_What is needed_
Read the data and repeat all of it exactly.
※
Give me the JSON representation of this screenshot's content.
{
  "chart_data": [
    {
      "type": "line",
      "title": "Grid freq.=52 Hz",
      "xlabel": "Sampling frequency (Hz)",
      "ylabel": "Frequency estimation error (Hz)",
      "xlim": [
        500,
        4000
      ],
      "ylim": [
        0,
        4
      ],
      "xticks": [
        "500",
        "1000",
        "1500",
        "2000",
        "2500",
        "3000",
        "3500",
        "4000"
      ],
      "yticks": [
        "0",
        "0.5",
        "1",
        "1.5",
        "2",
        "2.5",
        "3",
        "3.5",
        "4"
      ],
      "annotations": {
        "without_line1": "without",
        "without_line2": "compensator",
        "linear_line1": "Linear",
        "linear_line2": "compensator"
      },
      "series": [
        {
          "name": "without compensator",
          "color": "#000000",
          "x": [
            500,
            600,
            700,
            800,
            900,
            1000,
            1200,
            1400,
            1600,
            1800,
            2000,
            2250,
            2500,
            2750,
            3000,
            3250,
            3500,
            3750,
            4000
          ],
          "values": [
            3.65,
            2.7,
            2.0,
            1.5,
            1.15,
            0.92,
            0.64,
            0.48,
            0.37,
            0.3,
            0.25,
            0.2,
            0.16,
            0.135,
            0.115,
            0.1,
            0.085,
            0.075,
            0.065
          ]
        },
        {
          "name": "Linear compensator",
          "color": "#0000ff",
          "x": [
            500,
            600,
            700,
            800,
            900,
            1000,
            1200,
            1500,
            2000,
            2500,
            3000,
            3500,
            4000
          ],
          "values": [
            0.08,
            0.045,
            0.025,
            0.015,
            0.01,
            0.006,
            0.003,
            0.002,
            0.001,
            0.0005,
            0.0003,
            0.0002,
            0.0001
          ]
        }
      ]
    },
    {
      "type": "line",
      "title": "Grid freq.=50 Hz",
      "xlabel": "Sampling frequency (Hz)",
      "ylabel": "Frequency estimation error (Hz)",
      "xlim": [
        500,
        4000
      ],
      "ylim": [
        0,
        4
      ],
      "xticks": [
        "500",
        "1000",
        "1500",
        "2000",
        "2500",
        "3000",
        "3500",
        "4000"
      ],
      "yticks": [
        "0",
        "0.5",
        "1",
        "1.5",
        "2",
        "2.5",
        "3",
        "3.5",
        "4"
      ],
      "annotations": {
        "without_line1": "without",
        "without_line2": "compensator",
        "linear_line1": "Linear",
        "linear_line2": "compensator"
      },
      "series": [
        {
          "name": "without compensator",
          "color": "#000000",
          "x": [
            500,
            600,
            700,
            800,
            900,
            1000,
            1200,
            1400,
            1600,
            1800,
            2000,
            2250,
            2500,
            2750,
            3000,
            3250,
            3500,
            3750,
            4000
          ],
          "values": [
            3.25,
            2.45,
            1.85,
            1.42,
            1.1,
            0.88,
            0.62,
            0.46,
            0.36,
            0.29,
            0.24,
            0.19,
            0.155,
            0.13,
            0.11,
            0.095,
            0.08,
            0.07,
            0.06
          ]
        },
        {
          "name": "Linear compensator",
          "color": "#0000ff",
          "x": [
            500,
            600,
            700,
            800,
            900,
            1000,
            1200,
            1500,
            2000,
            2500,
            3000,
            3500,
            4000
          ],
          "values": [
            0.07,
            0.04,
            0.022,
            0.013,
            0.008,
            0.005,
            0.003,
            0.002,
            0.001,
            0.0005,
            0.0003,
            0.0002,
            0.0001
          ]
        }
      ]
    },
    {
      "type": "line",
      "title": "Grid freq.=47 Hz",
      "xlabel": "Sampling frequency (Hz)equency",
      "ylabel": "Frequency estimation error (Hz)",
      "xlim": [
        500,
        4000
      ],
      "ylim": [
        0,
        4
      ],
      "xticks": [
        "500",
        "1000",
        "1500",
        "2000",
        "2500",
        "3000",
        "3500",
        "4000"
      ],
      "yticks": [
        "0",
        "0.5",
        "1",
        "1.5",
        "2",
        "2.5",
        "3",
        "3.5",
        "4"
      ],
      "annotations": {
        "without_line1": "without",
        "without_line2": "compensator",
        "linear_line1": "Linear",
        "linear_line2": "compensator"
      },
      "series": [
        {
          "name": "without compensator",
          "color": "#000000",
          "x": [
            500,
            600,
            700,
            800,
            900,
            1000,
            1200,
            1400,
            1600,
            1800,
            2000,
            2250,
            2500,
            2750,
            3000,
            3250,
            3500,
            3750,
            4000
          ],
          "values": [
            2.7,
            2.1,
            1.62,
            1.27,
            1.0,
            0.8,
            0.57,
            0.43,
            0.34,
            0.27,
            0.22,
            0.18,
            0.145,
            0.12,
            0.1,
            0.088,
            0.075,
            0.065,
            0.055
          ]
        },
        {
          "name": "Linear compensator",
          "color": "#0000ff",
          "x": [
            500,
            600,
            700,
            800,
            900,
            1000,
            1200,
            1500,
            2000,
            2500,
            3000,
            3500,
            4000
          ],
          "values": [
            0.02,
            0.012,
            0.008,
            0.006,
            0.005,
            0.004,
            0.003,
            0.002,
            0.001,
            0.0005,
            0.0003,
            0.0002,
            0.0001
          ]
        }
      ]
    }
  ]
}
※
_Task response_
Give me the JSON representation of this screenshot's content.
{
  "chart_data": [
    {
      "type": "line",
      "title": "Grid freq.=52 Hz",
      "xlabel": "Sampling frequency (Hz)",
      "ylabel": "Frequency estimation error (Hz)",
      "xlim": [
        500,
        4000
      ],
      "ylim": [
        0,
        4
      ],
      "xticks": [
        "500",
        "1000",
        "1500",
        "2000",
        "2500",
        "3000",
        "3500",
        "4000"
      ],
      "yticks": [
        "0",
        "0.5",
        "1",
        "1.5",
        "2",
        "2.5",
        "3",
        "3.5",
        "4"
      ],
      "annotations": {
        "without_line1": "without",
        "without_line2": "compensator",
        "linear_line1": "Linear",
        "linear_line2": "compensator"
      },
      "series": [
        {
          "name": "without compensator",
          "color": "#000000",
          "x": [
            500,
            600,
            700,
            800,
            900,
            1000,
            1200,
            1400,
            1600,
            1800,
            2000,
            2250,
            2500,
            2750,
            3000,
            3250,
            3500,
            3750,
            4000
          ],
          "values": [
            3.65,
            2.7,
            2.0,
            1.5,
            1.15,
            0.92,
            0.64,
            0.48,
            0.37,
            0.3,
            0.25,
            0.2,
            0.16,
            0.135,
            0.115,
            0.1,
            0.085,
            0.075,
            0.065
          ]
        },
        {
          "name": "Linear compensator",
          "color": "#0000ff",
          "x": [
            500,
            600,
            700,
            800,
            900,
            1000,
            1200,
            1500,
            2000,
            2500,
            3000,
            3500,
            4000
          ],
          "values": [
            0.08,
            0.045,
            0.025,
            0.015,
            0.01,
            0.006,
            0.003,
            0.002,
            0.001,
            0.0005,
            0.0003,
            0.0002,
            0.0001
          ]
        }
      ]
    },
    {
      "type": "line",
      "title": "Grid freq.=50 Hz",
      "xlabel": "Sampling frequency (Hz)",
      "ylabel": "Frequency estimation error (Hz)",
      "xlim": [
        500,
        4000
      ],
      "ylim": [
        0,
        4
      ],
      "xticks": [
        "500",
        "1000",
        "1500",
        "2000",
        "2500",
        "3000",
        "3500",
        "4000"
      ],
      "yticks": [
        "0",
        "0.5",
        "1",
        "1.5",
        "2",
        "2.5",
        "3",
        "3.5",
        "4"
      ],
      "annotations": {
        "without_line1": "without",
        "without_line2": "compensator",
        "linear_line1": "Linear",
        "linear_line2": "compensator"
      },
      "series": [
        {
          "name": "without compensator",
          "color": "#000000",
          "x": [
            500,
            600,
            700,
            800,
            900,
            1000,
            1200,
            1400,
            1600,
            1800,
            2000,
            2250,
            2500,
            2750,
            3000,
            3250,
            3500,
            3750,
            4000
          ],
          "values": [
            3.25,
            2.45,
            1.85,
            1.42,
            1.1,
            0.88,
            0.62,
            0.46,
            0.36,
            0.29,
            0.24,
            0.19,
            0.155,
            0.13,
            0.11,
            0.095,
            0.08,
            0.07,
            0.06
          ]
        },
        {
          "name": "Linear compensator",
          "color": "#0000ff",
          "x": [
            500,
            600,
            700,
            800,
            900,
            1000,
            1200,
            1500,
            2000,
            2500,
            3000,
            3500,
            4000
          ],
          "values": [
            0.07,
            0.04,
            0.022,
            0.013,
            0.008,
            0.005,
            0.003,
            0.002,
            0.001,
            0.0005,
            0.0003,
            0.0002,
            0.0001
          ]
        }
      ]
    },
    {
      "type": "line",
      "title": "Grid freq.=47 Hz",
      "xlabel": "Sampling frequency (Hz)equency",
      "ylabel": "Frequency estimation error (Hz)",
      "xlim": [
        500,
        4000
      ],
      "ylim": [
        0,
        4
      ],
      "xticks": [
        "500",
        "1000",
        "1500",
        "2000",
        "2500",
        "3000",
        "3500",
        "4000"
      ],
      "yticks": [
        "0",
        "0.5",
        "1",
        "1.5",
        "2",
        "2.5",
        "3",
        "3.5",
        "4"
      ],
      "annotations": {
        "without_line1": "without",
        "without_line2": "compensator",
        "linear_line1": "Linear",
        "linear_line2": "compensator"
      },
      "series": [
        {
          "name": "without compensator",
          "color": "#000000",
          "x": [
            500,
            600,
            700,
            800,
            900,
            1000,
            1200,
            1400,
            1600,
            1800,
            2000,
            2250,
            2500,
            2750,
            3000,
            3250,
            3500,
            3750,
            4000
          ],
          "values": [
            2.7,
            2.1,
            1.62,
            1.27,
            1.0,
            0.8,
            0.57,
            0.43,
            0.34,
            0.27,
            0.22,
            0.18,
            0.145,
            0.12,
            0.1,
            0.088,
            0.075,
            0.065,
            0.055
          ]
        },
        {
          "name": "Linear compensator",
          "color": "#0000ff",
          "x": [
            500,
            600,
            700,
            800,
            900,
            1000,
            1200,
            1500,
            2000,
            2500,
            3000,
            3500,
            4000
          ],
          "values": [
            0.02,
            0.012,
            0.008,
            0.006,
            0.005,
            0.004,
            0.003,
            0.002,
            0.001,
            0.0005,
            0.0003,
            0.0002,
            0.0001
          ]
        }
      ]
    }
  ]
}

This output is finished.